### [PROBLEM TO SOLVE]
Below are some entries. Copy each line that holds the string "house".

--- ROWS ---

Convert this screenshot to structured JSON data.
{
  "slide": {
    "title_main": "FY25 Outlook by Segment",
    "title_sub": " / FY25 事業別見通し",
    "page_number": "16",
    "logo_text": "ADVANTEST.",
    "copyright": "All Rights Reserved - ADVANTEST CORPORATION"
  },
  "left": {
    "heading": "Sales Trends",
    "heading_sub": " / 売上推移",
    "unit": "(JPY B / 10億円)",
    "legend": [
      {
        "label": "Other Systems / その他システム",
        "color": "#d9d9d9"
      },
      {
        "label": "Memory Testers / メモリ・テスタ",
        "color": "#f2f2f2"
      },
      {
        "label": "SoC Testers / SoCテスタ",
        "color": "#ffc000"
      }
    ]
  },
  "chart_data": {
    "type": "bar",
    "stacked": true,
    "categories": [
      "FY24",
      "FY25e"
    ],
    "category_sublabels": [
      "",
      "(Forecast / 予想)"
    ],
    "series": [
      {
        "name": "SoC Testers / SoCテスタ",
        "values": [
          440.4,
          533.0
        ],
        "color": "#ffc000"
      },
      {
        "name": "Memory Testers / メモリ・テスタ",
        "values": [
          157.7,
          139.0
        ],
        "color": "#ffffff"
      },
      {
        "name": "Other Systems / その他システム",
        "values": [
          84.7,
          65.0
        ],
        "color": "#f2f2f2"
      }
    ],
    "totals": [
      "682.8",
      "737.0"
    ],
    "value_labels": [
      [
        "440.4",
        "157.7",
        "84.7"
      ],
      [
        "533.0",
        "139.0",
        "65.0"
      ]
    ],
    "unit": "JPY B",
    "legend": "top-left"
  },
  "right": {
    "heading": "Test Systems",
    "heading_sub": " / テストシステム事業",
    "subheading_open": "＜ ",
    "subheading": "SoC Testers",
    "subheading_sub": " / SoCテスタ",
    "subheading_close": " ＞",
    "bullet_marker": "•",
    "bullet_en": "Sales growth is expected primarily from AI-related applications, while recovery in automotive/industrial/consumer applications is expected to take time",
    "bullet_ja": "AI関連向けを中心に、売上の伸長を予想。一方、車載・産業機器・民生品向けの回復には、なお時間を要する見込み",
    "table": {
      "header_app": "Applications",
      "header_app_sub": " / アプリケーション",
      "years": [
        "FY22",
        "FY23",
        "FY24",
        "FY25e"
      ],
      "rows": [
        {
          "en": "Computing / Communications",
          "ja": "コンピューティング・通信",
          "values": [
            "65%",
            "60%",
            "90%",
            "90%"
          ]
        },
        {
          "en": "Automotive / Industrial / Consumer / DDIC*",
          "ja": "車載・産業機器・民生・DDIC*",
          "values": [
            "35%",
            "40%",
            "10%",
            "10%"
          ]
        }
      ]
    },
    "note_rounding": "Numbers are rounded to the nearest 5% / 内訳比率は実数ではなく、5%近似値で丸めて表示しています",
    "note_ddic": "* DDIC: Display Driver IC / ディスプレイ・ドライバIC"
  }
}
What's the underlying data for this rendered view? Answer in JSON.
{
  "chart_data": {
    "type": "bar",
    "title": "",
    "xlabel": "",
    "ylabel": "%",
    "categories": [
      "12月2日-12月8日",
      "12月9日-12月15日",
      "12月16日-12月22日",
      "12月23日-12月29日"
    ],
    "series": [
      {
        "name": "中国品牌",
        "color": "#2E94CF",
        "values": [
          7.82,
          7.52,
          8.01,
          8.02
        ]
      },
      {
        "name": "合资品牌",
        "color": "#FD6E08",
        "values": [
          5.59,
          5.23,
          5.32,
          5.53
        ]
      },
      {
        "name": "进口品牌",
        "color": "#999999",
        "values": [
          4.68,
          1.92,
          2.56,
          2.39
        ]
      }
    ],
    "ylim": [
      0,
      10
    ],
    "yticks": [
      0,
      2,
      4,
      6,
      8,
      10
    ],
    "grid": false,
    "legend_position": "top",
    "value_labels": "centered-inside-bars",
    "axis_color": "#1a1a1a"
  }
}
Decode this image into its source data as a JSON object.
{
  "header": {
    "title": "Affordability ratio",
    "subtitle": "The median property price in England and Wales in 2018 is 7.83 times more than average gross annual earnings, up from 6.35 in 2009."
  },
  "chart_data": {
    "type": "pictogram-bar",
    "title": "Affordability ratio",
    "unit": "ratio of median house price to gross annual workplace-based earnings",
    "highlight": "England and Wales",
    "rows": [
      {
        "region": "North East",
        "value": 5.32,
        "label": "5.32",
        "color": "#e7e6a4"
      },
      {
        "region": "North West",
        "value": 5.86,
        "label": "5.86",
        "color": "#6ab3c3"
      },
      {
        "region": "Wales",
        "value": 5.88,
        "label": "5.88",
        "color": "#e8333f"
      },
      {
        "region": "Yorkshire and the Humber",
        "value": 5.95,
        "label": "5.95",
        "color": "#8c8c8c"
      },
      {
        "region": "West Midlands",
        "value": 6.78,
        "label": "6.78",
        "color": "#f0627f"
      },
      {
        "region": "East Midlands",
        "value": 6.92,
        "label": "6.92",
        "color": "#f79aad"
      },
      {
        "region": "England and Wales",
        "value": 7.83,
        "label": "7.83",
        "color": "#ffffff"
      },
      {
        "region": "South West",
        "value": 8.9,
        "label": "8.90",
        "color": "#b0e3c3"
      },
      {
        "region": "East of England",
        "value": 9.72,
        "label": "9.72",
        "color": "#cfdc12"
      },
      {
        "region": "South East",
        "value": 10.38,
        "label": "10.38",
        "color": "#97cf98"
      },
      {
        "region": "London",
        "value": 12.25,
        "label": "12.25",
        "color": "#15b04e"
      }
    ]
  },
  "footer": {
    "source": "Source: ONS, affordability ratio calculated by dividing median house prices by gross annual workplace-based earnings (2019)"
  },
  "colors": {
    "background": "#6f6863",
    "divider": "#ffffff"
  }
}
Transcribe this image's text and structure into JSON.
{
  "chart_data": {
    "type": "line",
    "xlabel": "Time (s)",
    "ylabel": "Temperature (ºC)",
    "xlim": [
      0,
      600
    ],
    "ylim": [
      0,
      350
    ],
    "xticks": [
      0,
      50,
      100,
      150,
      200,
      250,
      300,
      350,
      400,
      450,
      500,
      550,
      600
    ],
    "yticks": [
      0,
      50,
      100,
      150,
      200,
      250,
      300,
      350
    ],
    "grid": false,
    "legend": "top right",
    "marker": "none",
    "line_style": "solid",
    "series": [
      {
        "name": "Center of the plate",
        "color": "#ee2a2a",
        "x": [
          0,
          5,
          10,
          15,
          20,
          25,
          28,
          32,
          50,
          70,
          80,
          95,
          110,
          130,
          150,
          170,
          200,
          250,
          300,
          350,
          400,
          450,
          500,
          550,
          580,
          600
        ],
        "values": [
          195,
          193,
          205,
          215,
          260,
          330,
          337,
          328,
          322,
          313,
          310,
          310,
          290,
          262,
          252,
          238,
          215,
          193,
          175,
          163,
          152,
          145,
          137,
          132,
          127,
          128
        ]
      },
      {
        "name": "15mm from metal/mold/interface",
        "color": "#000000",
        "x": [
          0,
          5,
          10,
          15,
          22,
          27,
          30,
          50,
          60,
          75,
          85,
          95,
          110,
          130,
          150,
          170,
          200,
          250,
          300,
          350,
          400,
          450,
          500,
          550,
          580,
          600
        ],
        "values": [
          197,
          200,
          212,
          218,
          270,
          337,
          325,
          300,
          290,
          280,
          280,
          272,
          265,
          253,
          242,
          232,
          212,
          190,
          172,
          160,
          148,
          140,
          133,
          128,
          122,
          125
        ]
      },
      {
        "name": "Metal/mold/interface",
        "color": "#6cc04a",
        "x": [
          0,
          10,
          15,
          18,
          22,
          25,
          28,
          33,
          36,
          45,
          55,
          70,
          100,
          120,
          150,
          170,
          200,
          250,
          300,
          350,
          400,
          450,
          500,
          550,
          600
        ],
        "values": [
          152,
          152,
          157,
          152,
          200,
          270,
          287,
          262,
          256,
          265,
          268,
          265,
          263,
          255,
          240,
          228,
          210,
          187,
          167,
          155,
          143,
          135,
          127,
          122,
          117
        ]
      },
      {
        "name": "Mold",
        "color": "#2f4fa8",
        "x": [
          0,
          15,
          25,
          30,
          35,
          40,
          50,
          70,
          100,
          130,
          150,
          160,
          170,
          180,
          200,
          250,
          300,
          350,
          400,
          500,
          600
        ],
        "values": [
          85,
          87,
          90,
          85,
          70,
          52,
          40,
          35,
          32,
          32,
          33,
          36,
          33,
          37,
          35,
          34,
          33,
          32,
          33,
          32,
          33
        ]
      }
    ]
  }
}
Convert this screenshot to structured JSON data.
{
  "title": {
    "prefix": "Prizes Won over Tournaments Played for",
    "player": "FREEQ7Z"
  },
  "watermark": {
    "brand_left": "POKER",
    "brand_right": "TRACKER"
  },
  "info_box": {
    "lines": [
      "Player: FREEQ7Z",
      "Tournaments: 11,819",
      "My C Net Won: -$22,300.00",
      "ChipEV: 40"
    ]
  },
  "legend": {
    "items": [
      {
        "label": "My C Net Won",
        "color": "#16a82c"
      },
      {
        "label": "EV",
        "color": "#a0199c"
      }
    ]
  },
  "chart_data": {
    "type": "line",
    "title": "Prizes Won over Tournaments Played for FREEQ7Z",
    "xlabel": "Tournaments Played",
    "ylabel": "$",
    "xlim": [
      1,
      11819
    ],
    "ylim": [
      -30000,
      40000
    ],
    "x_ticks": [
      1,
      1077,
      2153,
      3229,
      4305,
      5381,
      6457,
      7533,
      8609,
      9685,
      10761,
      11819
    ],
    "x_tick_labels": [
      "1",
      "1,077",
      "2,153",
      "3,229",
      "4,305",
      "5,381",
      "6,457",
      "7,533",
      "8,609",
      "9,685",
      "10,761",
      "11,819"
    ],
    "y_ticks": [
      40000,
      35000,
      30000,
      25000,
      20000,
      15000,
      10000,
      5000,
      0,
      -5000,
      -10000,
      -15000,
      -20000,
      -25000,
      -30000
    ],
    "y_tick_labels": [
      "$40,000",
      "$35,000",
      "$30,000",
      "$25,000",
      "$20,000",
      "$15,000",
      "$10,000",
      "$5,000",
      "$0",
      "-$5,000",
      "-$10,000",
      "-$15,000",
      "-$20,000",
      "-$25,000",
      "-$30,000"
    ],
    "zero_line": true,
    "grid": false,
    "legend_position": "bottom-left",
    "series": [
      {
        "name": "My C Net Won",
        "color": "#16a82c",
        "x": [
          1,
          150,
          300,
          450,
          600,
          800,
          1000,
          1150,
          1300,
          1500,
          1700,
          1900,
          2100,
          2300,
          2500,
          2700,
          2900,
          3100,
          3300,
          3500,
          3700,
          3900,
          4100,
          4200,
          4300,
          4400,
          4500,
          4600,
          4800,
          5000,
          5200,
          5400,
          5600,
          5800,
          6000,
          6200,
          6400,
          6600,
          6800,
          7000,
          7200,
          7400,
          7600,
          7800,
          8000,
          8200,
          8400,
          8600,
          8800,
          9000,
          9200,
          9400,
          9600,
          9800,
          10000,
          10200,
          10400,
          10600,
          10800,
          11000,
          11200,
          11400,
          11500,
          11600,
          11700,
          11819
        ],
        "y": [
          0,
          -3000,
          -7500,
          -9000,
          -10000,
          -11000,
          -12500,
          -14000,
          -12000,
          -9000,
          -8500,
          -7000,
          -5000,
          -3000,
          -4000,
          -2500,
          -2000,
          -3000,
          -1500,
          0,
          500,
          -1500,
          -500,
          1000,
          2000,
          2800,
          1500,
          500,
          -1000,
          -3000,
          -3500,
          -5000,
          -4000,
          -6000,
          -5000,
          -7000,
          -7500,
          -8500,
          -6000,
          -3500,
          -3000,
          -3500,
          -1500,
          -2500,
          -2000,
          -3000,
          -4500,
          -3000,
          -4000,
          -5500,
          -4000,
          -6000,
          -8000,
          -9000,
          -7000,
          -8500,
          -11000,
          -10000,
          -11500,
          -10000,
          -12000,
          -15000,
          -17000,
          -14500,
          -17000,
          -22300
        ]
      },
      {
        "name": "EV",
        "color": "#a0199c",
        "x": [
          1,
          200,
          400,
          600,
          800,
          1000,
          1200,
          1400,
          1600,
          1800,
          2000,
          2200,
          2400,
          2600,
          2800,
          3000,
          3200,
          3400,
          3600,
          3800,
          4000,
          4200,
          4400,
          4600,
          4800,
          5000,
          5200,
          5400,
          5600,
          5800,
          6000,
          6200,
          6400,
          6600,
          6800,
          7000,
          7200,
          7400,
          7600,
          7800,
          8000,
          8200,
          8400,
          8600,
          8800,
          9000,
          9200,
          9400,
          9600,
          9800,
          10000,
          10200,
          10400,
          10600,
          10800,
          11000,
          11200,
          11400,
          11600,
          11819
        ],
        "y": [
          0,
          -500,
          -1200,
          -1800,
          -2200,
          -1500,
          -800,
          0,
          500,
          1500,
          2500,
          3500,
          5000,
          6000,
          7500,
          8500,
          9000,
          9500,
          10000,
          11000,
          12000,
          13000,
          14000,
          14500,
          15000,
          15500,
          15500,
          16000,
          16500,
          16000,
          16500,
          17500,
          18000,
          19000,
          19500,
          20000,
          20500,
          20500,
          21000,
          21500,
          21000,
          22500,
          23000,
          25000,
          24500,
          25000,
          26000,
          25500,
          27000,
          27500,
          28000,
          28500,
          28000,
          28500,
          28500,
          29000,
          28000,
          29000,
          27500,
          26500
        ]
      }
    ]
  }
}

---

### [TASK OUTPUT]
    "unit": "ratio of median house price to gross annual workplace-based earnings",
    "source": "Source: ONS, affordability ratio calculated by dividing median house prices by gross annual workplace-based earnings (2019)"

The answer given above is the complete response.